> What you should do
Until the last line is reached, keep transcribing the material exactly.

┌──

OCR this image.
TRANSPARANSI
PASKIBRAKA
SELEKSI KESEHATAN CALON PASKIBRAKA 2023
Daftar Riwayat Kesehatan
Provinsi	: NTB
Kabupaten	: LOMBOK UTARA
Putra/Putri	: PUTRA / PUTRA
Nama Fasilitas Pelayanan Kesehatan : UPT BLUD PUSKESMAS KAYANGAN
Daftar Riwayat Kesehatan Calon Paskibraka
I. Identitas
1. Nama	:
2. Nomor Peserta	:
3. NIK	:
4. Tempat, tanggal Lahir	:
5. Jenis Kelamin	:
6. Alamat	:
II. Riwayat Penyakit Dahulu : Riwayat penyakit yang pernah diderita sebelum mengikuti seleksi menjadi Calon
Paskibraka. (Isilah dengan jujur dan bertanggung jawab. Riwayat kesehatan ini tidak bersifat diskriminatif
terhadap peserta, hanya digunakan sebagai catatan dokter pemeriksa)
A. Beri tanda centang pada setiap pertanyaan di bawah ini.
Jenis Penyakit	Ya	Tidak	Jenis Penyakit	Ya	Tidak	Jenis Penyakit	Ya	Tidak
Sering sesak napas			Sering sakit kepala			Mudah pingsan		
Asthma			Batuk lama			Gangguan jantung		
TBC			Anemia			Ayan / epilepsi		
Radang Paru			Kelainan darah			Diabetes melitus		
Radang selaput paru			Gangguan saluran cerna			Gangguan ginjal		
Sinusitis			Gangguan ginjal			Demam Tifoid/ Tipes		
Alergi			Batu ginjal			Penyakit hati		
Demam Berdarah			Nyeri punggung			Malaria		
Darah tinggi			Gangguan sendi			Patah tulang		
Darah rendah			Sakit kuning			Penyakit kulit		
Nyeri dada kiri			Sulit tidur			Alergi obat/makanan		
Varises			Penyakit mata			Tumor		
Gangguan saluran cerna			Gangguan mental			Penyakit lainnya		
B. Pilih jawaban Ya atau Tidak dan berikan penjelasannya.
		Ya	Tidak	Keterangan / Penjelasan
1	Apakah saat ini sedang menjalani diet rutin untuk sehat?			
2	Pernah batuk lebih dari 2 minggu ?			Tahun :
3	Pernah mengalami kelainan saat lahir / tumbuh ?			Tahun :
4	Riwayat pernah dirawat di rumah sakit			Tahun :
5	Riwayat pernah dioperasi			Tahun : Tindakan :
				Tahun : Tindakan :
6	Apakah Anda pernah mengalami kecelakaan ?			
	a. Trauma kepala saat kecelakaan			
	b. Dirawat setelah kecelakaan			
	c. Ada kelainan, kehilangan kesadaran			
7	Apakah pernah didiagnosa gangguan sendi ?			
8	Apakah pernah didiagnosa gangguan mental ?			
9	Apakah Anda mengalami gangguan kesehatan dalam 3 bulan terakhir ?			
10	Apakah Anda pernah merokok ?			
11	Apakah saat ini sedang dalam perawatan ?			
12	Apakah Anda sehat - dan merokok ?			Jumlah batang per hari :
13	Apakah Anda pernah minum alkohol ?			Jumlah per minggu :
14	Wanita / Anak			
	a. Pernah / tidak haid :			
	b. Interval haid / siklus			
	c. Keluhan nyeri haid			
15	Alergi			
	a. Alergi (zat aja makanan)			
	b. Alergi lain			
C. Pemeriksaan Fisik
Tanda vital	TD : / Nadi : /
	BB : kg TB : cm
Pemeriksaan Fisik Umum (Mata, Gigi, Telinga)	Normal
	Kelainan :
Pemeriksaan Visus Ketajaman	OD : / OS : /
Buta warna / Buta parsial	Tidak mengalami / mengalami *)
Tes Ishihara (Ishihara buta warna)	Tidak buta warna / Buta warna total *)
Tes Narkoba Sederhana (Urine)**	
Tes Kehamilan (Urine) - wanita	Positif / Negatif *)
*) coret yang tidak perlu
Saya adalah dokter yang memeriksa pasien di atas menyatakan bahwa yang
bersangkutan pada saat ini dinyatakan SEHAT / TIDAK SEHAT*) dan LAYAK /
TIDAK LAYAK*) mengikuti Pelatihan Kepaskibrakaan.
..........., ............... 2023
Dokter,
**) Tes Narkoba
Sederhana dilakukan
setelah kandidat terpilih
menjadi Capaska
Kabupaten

└──

> Response
OCR this image.
TRANSPARANSI
PASKIBRAKA
SELEKSI KESEHATAN CALON PASKIBRAKA 2023
Daftar Riwayat Kesehatan
Provinsi	: NTB
Kabupaten	: LOMBOK UTARA
Putra/Putri	: PUTRA / PUTRA
Nama Fasilitas Pelayanan Kesehatan : UPT BLUD PUSKESMAS KAYANGAN
Daftar Riwayat Kesehatan Calon Paskibraka
I. Identitas
1. Nama	:
2. Nomor Peserta	:
3. NIK	:
4. Tempat, tanggal Lahir	:
5. Jenis Kelamin	:
6. Alamat	:
II. Riwayat Penyakit Dahulu : Riwayat penyakit yang pernah diderita sebelum mengikuti seleksi menjadi Calon
Paskibraka. (Isilah dengan jujur dan bertanggung jawab. Riwayat kesehatan ini tidak bersifat diskriminatif
terhadap peserta, hanya digunakan sebagai catatan dokter pemeriksa)
A. Beri tanda centang pada setiap pertanyaan di bawah ini.
Jenis Penyakit	Ya	Tidak	Jenis Penyakit	Ya	Tidak	Jenis Penyakit	Ya	Tidak
Sering sesak napas			Sering sakit kepala			Mudah pingsan		
Asthma			Batuk lama			Gangguan jantung		
TBC			Anemia			Ayan / epilepsi		
Radang Paru			Kelainan darah			Diabetes melitus		
Radang selaput paru			Gangguan saluran cerna			Gangguan ginjal		
Sinusitis			Gangguan ginjal			Demam Tifoid/ Tipes		
Alergi			Batu ginjal			Penyakit hati		
Demam Berdarah			Nyeri punggung			Malaria		
Darah tinggi			Gangguan sendi			Patah tulang		
Darah rendah			Sakit kuning			Penyakit kulit		
Nyeri dada kiri			Sulit tidur			Alergi obat/makanan		
Varises			Penyakit mata			Tumor		
Gangguan saluran cerna			Gangguan mental			Penyakit lainnya		
B. Pilih jawaban Ya atau Tidak dan berikan penjelasannya.
		Ya	Tidak	Keterangan / Penjelasan
1	Apakah saat ini sedang menjalani diet rutin untuk sehat?			
2	Pernah batuk lebih dari 2 minggu ?			Tahun :
3	Pernah mengalami kelainan saat lahir / tumbuh ?			Tahun :
4	Riwayat pernah dirawat di rumah sakit			Tahun :
5	Riwayat pernah dioperasi			Tahun : Tindakan :
				Tahun : Tindakan :
6	Apakah Anda pernah mengalami kecelakaan ?			
	a. Trauma kepala saat kecelakaan			
	b. Dirawat setelah kecelakaan			
	c. Ada kelainan, kehilangan kesadaran			
7	Apakah pernah didiagnosa gangguan sendi ?			
8	Apakah pernah didiagnosa gangguan mental ?			
9	Apakah Anda mengalami gangguan kesehatan dalam 3 bulan terakhir ?			
10	Apakah Anda pernah merokok ?			
11	Apakah saat ini sedang dalam perawatan ?			
12	Apakah Anda sehat - dan merokok ?			Jumlah batang per hari :
13	Apakah Anda pernah minum alkohol ?			Jumlah per minggu :
14	Wanita / Anak			
	a. Pernah / tidak haid :			
	b. Interval haid / siklus			
	c. Keluhan nyeri haid			
15	Alergi			
	a. Alergi (zat aja makanan)			
	b. Alergi lain			
C. Pemeriksaan Fisik
Tanda vital	TD : / Nadi : /
	BB : kg TB : cm
Pemeriksaan Fisik Umum (Mata, Gigi, Telinga)	Normal
	Kelainan :
Pemeriksaan Visus Ketajaman	OD : / OS : /
Buta warna / Buta parsial	Tidak mengalami / mengalami *)
Tes Ishihara (Ishihara buta warna)	Tidak buta warna / Buta warna total *)
Tes Narkoba Sederhana (Urine)**	
Tes Kehamilan (Urine) - wanita	Positif / Negatif *)
*) coret yang tidak perlu
Saya adalah dokter yang memeriksa pasien di atas menyatakan bahwa yang
bersangkutan pada saat ini dinyatakan SEHAT / TIDAK SEHAT*) dan LAYAK /
TIDAK LAYAK*) mengikuti Pelatihan Kepaskibrakaan.
..........., ............... 2023
Dokter,
**) Tes Narkoba
Sederhana dilakukan
setelah kandidat terpilih
menjadi Capaska
Kabupaten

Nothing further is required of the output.